> [The problem]: Repeat the listing in full, preserving every character.

> [Given entries]:
===

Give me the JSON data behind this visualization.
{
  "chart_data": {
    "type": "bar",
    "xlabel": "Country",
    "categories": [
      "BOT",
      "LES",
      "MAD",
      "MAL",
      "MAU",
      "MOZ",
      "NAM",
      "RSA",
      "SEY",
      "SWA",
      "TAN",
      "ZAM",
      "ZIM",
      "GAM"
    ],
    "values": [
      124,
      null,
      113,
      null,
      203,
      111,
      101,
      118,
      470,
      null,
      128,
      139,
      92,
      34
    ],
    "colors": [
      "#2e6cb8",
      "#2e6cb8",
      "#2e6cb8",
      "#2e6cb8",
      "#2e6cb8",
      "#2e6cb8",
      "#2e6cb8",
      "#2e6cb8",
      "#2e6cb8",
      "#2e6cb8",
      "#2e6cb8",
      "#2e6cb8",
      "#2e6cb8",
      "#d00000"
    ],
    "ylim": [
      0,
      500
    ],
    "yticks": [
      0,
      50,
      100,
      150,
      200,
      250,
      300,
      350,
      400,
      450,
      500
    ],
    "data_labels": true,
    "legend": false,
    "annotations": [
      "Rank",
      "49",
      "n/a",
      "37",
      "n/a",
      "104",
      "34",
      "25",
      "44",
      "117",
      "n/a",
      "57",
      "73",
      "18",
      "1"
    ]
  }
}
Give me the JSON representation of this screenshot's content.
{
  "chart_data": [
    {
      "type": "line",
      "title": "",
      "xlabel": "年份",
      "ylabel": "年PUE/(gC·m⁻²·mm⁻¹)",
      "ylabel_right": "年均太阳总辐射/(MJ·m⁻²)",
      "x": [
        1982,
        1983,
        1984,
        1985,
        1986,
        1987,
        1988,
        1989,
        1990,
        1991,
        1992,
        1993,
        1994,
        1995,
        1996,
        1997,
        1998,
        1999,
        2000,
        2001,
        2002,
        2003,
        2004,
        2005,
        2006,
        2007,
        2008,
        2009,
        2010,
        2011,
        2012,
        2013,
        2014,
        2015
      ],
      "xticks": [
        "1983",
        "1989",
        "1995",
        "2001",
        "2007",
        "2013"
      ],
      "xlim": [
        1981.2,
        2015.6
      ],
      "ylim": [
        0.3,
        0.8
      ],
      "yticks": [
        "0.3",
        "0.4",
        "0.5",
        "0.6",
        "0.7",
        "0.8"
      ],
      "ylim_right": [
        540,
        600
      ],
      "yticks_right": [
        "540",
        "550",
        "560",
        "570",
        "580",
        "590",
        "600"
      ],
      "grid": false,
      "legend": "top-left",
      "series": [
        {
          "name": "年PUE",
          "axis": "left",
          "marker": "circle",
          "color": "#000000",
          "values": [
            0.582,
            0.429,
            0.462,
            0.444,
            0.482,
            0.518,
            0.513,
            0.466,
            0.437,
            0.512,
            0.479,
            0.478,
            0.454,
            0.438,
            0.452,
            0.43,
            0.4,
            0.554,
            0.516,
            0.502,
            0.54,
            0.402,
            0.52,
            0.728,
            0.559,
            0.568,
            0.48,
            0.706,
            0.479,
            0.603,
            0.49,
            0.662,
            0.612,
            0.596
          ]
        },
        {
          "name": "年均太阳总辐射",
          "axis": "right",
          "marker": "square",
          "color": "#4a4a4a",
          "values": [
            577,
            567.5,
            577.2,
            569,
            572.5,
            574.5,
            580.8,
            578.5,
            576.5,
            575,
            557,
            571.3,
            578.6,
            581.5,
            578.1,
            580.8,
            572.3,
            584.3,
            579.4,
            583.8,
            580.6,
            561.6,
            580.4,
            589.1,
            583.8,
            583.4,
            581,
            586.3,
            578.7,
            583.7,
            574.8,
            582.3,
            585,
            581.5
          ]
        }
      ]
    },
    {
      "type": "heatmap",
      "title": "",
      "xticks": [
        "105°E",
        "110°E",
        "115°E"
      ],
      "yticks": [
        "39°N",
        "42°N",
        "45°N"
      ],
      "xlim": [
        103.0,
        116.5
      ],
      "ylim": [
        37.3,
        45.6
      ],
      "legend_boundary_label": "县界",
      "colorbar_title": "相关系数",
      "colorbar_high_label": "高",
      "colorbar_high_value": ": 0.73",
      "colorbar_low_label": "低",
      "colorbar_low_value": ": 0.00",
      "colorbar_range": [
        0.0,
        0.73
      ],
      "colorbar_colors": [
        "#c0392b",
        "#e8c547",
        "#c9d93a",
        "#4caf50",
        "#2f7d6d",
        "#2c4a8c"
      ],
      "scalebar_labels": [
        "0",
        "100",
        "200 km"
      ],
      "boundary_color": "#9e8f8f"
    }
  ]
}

===

> [Exercise answer]:
Give me the JSON data behind this visualization.
{
  "chart_data": {
    "type": "bar",
    "xlabel": "Country",
    "categories": [
      "BOT",
      "LES",
      "MAD",
      "MAL",
      "MAU",
      "MOZ",
      "NAM",
      "RSA",
      "SEY",
      "SWA",
      "TAN",
      "ZAM",
      "ZIM",
      "GAM"
    ],
    "values": [
      124,
      null,
      113,
      null,
      203,
      111,
      101,
      118,
      470,
      null,
      128,
      139,
      92,
      34
    ],
    "colors": [
      "#2e6cb8",
      "#2e6cb8",
      "#2e6cb8",
      "#2e6cb8",
      "#2e6cb8",
      "#2e6cb8",
      "#2e6cb8",
      "#2e6cb8",
      "#2e6cb8",
      "#2e6cb8",
      "#2e6cb8",
      "#2e6cb8",
      "#2e6cb8",
      "#d00000"
    ],
    "ylim": [
      0,
      500
    ],
    "yticks": [
      0,
      50,
      100,
      150,
      200,
      250,
      300,
      350,
      400,
      450,
      500
    ],
    "data_labels": true,
    "legend": false,
    "annotations": [
      "Rank",
      "49",
      "n/a",
      "37",
      "n/a",
      "104",
      "34",
      "25",
      "44",
      "117",
      "n/a",
      "57",
      "73",
      "18",
      "1"
    ]
  }
}
Give me the JSON representation of this screenshot's content.
{
  "chart_data": [
    {
      "type": "line",
      "title": "",
      "xlabel": "年份",
      "ylabel": "年PUE/(gC·m⁻²·mm⁻¹)",
      "ylabel_right": "年均太阳总辐射/(MJ·m⁻²)",
      "x": [
        1982,
        1983,
        1984,
        1985,
        1986,
        1987,
        1988,
        1989,
        1990,
        1991,
        1992,
        1993,
        1994,
        1995,
        1996,
        1997,
        1998,
        1999,
        2000,
        2001,
        2002,
        2003,
        2004,
        2005,
        2006,
        2007,
        2008,
        2009,
        2010,
        2011,
        2012,
        2013,
        2014,
        2015
      ],
      "xticks": [
        "1983",
        "1989",
        "1995",
        "2001",
        "2007",
        "2013"
      ],
      "xlim": [
        1981.2,
        2015.6
      ],
      "ylim": [
        0.3,
        0.8
      ],
      "yticks": [
        "0.3",
        "0.4",
        "0.5",
        "0.6",
        "0.7",
        "0.8"
      ],
      "ylim_right": [
        540,
        600
      ],
      "yticks_right": [
        "540",
        "550",
        "560",
        "570",
        "580",
        "590",
        "600"
      ],
      "grid": false,
      "legend": "top-left",
      "series": [
        {
          "name": "年PUE",
          "axis": "left",
          "marker": "circle",
          "color": "#000000",
          "values": [
            0.582,
            0.429,
            0.462,
            0.444,
            0.482,
            0.518,
            0.513,
            0.466,
            0.437,
            0.512,
            0.479,
            0.478,
            0.454,
            0.438,
            0.452,
            0.43,
            0.4,
            0.554,
            0.516,
            0.502,
            0.54,
            0.402,
            0.52,
            0.728,
            0.559,
            0.568,
            0.48,
            0.706,
            0.479,
            0.603,
            0.49,
            0.662,
            0.612,
            0.596
          ]
        },
        {
          "name": "年均太阳总辐射",
          "axis": "right",
          "marker": "square",
          "color": "#4a4a4a",
          "values": [
            577,
            567.5,
            577.2,
            569,
            572.5,
            574.5,
            580.8,
            578.5,
            576.5,
            575,
            557,
            571.3,
            578.6,
            581.5,
            578.1,
            580.8,
            572.3,
            584.3,
            579.4,
            583.8,
            580.6,
            561.6,
            580.4,
            589.1,
            583.8,
            583.4,
            581,
            586.3,
            578.7,
            583.7,
            574.8,
            582.3,
            585,
            581.5
          ]
        }
      ]
    },
    {
      "type": "heatmap",
      "title": "",
      "xticks": [
        "105°E",
        "110°E",
        "115°E"
      ],
      "yticks": [
        "39°N",
        "42°N",
        "45°N"
      ],
      "xlim": [
        103.0,
        116.5
      ],
      "ylim": [
        37.3,
        45.6
      ],
      "legend_boundary_label": "县界",
      "colorbar_title": "相关系数",
      "colorbar_high_label": "高",
      "colorbar_high_value": ": 0.73",
      "colorbar_low_label": "低",
      "colorbar_low_value": ": 0.00",
      "colorbar_range": [
        0.0,
        0.73
      ],
      "colorbar_colors": [
        "#c0392b",
        "#e8c547",
        "#c9d93a",
        "#4caf50",
        "#2f7d6d",
        "#2c4a8c"
      ],
      "scalebar_labels": [
        "0",
        "100",
        "200 km"
      ],
      "boundary_color": "#9e8f8f"
    }
  ]
}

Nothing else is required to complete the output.